### Data to process
::::::
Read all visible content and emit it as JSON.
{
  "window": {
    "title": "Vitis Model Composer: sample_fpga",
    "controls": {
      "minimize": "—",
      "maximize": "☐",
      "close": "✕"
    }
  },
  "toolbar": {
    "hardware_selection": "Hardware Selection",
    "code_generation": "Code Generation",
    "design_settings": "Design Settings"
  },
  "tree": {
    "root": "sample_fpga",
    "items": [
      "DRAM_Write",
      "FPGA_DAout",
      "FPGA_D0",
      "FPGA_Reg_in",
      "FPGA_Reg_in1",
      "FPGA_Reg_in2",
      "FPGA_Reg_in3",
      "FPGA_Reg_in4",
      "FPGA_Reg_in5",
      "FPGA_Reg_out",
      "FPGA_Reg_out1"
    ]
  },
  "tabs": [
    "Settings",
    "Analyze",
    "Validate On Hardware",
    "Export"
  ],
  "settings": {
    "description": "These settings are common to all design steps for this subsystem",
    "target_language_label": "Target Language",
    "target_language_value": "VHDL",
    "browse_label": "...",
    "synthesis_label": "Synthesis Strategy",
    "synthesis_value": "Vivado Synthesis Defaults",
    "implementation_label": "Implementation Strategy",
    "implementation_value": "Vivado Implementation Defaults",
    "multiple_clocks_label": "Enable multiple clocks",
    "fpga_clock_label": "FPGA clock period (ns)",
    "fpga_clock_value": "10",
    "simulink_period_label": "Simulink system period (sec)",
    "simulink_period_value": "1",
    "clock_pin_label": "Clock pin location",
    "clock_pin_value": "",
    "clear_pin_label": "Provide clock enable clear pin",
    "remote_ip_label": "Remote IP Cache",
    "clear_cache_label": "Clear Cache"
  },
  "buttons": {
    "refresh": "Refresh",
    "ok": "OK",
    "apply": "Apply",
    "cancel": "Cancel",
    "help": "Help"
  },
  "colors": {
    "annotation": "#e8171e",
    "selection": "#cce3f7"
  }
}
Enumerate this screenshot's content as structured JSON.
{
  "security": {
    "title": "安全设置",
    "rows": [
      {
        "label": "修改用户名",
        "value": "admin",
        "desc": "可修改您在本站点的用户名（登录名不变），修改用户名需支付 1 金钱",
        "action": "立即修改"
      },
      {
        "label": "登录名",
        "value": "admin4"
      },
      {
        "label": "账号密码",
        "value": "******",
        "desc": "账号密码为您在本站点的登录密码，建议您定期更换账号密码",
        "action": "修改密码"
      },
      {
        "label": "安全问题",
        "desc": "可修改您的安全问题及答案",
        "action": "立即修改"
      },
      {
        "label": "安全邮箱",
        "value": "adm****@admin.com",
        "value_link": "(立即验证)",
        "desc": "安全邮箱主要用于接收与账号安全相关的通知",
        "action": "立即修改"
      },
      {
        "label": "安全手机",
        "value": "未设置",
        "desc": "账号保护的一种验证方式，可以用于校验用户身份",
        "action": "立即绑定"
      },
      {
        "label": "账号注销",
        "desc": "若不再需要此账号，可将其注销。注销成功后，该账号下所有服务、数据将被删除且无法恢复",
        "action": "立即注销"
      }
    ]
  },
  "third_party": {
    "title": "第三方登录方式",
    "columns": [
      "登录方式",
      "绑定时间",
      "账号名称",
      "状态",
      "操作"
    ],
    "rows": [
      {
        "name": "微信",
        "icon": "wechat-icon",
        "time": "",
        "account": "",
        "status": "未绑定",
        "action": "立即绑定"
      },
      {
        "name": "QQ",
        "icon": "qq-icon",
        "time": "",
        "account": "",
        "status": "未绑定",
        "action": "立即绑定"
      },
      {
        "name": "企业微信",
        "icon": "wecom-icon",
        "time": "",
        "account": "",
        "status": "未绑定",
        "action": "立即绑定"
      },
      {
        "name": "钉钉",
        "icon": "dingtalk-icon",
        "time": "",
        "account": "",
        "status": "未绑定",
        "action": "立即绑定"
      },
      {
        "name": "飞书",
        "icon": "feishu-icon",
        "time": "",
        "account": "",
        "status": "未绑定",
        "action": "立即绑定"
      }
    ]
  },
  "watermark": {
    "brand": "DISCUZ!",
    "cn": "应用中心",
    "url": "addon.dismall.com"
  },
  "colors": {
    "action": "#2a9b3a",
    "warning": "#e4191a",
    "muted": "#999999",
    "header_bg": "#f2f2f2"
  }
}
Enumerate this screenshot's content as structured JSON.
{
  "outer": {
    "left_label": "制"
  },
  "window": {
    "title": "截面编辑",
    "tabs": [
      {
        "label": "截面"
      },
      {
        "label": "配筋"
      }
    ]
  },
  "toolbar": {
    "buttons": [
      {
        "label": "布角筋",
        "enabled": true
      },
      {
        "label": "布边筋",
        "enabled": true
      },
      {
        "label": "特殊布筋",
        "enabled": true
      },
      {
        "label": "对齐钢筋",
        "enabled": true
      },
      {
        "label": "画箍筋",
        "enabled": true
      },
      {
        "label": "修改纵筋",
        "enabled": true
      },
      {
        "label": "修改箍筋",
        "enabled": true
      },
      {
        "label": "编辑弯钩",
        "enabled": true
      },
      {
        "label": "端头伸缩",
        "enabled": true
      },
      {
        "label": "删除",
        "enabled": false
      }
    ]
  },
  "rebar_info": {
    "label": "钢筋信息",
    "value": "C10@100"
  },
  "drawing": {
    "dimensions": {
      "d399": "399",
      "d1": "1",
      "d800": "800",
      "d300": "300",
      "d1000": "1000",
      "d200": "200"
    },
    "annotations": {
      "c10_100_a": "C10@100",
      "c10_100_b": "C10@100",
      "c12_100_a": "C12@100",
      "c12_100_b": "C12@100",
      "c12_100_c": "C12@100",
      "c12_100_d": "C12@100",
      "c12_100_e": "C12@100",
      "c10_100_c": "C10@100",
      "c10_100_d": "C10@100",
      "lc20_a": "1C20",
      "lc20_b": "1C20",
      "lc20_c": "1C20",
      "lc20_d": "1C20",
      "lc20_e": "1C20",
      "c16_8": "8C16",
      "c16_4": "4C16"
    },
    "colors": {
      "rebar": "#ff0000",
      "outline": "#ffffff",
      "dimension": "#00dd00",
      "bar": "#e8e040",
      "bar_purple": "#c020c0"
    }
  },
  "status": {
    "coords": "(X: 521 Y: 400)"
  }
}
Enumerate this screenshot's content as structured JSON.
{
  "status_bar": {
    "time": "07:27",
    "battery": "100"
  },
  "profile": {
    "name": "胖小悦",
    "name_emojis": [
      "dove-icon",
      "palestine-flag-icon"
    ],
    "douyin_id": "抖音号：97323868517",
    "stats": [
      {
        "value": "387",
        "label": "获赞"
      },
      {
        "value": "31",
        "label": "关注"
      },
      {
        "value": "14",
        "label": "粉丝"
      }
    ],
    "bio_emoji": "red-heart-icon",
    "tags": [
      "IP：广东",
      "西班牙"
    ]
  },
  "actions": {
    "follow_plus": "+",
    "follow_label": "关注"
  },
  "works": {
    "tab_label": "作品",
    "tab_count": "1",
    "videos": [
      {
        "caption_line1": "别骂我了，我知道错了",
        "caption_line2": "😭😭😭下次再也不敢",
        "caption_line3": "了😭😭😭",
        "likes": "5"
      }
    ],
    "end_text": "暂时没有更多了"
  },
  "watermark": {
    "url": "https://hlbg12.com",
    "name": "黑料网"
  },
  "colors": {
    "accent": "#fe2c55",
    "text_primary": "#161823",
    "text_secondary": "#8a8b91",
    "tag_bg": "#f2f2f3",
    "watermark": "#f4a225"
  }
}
::::::
### Stated goal
Please reproduce every line of the material word for word.

### Result for this task
Read all visible content and emit it as JSON.
{
  "window": {
    "title": "Vitis Model Composer: sample_fpga",
    "controls": {
      "minimize": "—",
      "maximize": "☐",
      "close": "✕"
    }
  },
  "toolbar": {
    "hardware_selection": "Hardware Selection",
    "code_generation": "Code Generation",
    "design_settings": "Design Settings"
  },
  "tree": {
    "root": "sample_fpga",
    "items": [
      "DRAM_Write",
      "FPGA_DAout",
      "FPGA_D0",
      "FPGA_Reg_in",
      "FPGA_Reg_in1",
      "FPGA_Reg_in2",
      "FPGA_Reg_in3",
      "FPGA_Reg_in4",
      "FPGA_Reg_in5",
      "FPGA_Reg_out",
      "FPGA_Reg_out1"
    ]
  },
  "tabs": [
    "Settings",
    "Analyze",
    "Validate On Hardware",
    "Export"
  ],
  "settings": {
    "description": "These settings are common to all design steps for this subsystem",
    "target_language_label": "Target Language",
    "target_language_value": "VHDL",
    "browse_label": "...",
    "synthesis_label": "Synthesis Strategy",
    "synthesis_value": "Vivado Synthesis Defaults",
    "implementation_label": "Implementation Strategy",
    "implementation_value": "Vivado Implementation Defaults",
    "multiple_clocks_label": "Enable multiple clocks",
    "fpga_clock_label": "FPGA clock period (ns)",
    "fpga_clock_value": "10",
    "simulink_period_label": "Simulink system period (sec)",
    "simulink_period_value": "1",
    "clock_pin_label": "Clock pin location",
    "clock_pin_value": "",
    "clear_pin_label": "Provide clock enable clear pin",
    "remote_ip_label": "Remote IP Cache",
    "clear_cache_label": "Clear Cache"
  },
  "buttons": {
    "refresh": "Refresh",
    "ok": "OK",
    "apply": "Apply",
    "cancel": "Cancel",
    "help": "Help"
  },
  "colors": {
    "annotation": "#e8171e",
    "selection": "#cce3f7"
  }
}
Enumerate this screenshot's content as structured JSON.
{
  "security": {
    "title": "安全设置",
    "rows": [
      {
        "label": "修改用户名",
        "value": "admin",
        "desc": "可修改您在本站点的用户名（登录名不变），修改用户名需支付 1 金钱",
        "action": "立即修改"
      },
      {
        "label": "登录名",
        "value": "admin4"
      },
      {
        "label": "账号密码",
        "value": "******",
        "desc": "账号密码为您在本站点的登录密码，建议您定期更换账号密码",
        "action": "修改密码"
      },
      {
        "label": "安全问题",
        "desc": "可修改您的安全问题及答案",
        "action": "立即修改"
      },
      {
        "label": "安全邮箱",
        "value": "adm****@admin.com",
        "value_link": "(立即验证)",
        "desc": "安全邮箱主要用于接收与账号安全相关的通知",
        "action": "立即修改"
      },
      {
        "label": "安全手机",
        "value": "未设置",
        "desc": "账号保护的一种验证方式，可以用于校验用户身份",
        "action": "立即绑定"
      },
      {
        "label": "账号注销",
        "desc": "若不再需要此账号，可将其注销。注销成功后，该账号下所有服务、数据将被删除且无法恢复",
        "action": "立即注销"
      }
    ]
  },
  "third_party": {
    "title": "第三方登录方式",
    "columns": [
      "登录方式",
      "绑定时间",
      "账号名称",
      "状态",
      "操作"
    ],
    "rows": [
      {
        "name": "微信",
        "icon": "wechat-icon",
        "time": "",
        "account": "",
        "status": "未绑定",
        "action": "立即绑定"
      },
      {
        "name": "QQ",
        "icon": "qq-icon",
        "time": "",
        "account": "",
        "status": "未绑定",
        "action": "立即绑定"
      },
      {
        "name": "企业微信",
        "icon": "wecom-icon",
        "time": "",
        "account": "",
        "status": "未绑定",
        "action": "立即绑定"
      },
      {
        "name": "钉钉",
        "icon": "dingtalk-icon",
        "time": "",
        "account": "",
        "status": "未绑定",
        "action": "立即绑定"
      },
      {
        "name": "飞书",
        "icon": "feishu-icon",
        "time": "",
        "account": "",
        "status": "未绑定",
        "action": "立即绑定"
      }
    ]
  },
  "watermark": {
    "brand": "DISCUZ!",
    "cn": "应用中心",
    "url": "addon.dismall.com"
  },
  "colors": {
    "action": "#2a9b3a",
    "warning": "#e4191a",
    "muted": "#999999",
    "header_bg": "#f2f2f2"
  }
}
Enumerate this screenshot's content as structured JSON.
{
  "outer": {
    "left_label": "制"
  },
  "window": {
    "title": "截面编辑",
    "tabs": [
      {
        "label": "截面"
      },
      {
        "label": "配筋"
      }
    ]
  },
  "toolbar": {
    "buttons": [
      {
        "label": "布角筋",
        "enabled": true
      },
      {
        "label": "布边筋",
        "enabled": true
      },
      {
        "label": "特殊布筋",
        "enabled": true
      },
      {
        "label": "对齐钢筋",
        "enabled": true
      },
      {
        "label": "画箍筋",
        "enabled": true
      },
      {
        "label": "修改纵筋",
        "enabled": true
      },
      {
        "label": "修改箍筋",
        "enabled": true
      },
      {
        "label": "编辑弯钩",
        "enabled": true
      },
      {
        "label": "端头伸缩",
        "enabled": true
      },
      {
        "label": "删除",
        "enabled": false
      }
    ]
  },
  "rebar_info": {
    "label": "钢筋信息",
    "value": "C10@100"
  },
  "drawing": {
    "dimensions": {
      "d399": "399",
      "d1": "1",
      "d800": "800",
      "d300": "300",
      "d1000": "1000",
      "d200": "200"
    },
    "annotations": {
      "c10_100_a": "C10@100",
      "c10_100_b": "C10@100",
      "c12_100_a": "C12@100",
      "c12_100_b": "C12@100",
      "c12_100_c": "C12@100",
      "c12_100_d": "C12@100",
      "c12_100_e": "C12@100",
      "c10_100_c": "C10@100",
      "c10_100_d": "C10@100",
      "lc20_a": "1C20",
      "lc20_b": "1C20",
      "lc20_c": "1C20",
      "lc20_d": "1C20",
      "lc20_e": "1C20",
      "c16_8": "8C16",
      "c16_4": "4C16"
    },
    "colors": {
      "rebar": "#ff0000",
      "outline": "#ffffff",
      "dimension": "#00dd00",
      "bar": "#e8e040",
      "bar_purple": "#c020c0"
    }
  },
  "status": {
    "coords": "(X: 521 Y: 400)"
  }
}
Enumerate this screenshot's content as structured JSON.
{
  "status_bar": {
    "time": "07:27",
    "battery": "100"
  },
  "profile": {
    "name": "胖小悦",
    "name_emojis": [
      "dove-icon",
      "palestine-flag-icon"
    ],
    "douyin_id": "抖音号：97323868517",
    "stats": [
      {
        "value": "387",
        "label": "获赞"
      },
      {
        "value": "31",
        "label": "关注"
      },
      {
        "value": "14",
        "label": "粉丝"
      }
    ],
    "bio_emoji": "red-heart-icon",
    "tags": [
      "IP：广东",
      "西班牙"
    ]
  },
  "actions": {
    "follow_plus": "+",
    "follow_label": "关注"
  },
  "works": {
    "tab_label": "作品",
    "tab_count": "1",
    "videos": [
      {
        "caption_line1": "别骂我了，我知道错了",
        "caption_line2": "😭😭😭下次再也不敢",
        "caption_line3": "了😭😭😭",
        "likes": "5"
      }
    ],
    "end_text": "暂时没有更多了"
  },
  "watermark": {
    "url": "https://hlbg12.com",
    "name": "黑料网"
  },
  "colors": {
    "accent": "#fe2c55",
    "text_primary": "#161823",
    "text_secondary": "#8a8b91",
    "tag_bg": "#f2f2f3",
    "watermark": "#f4a225"
  }
}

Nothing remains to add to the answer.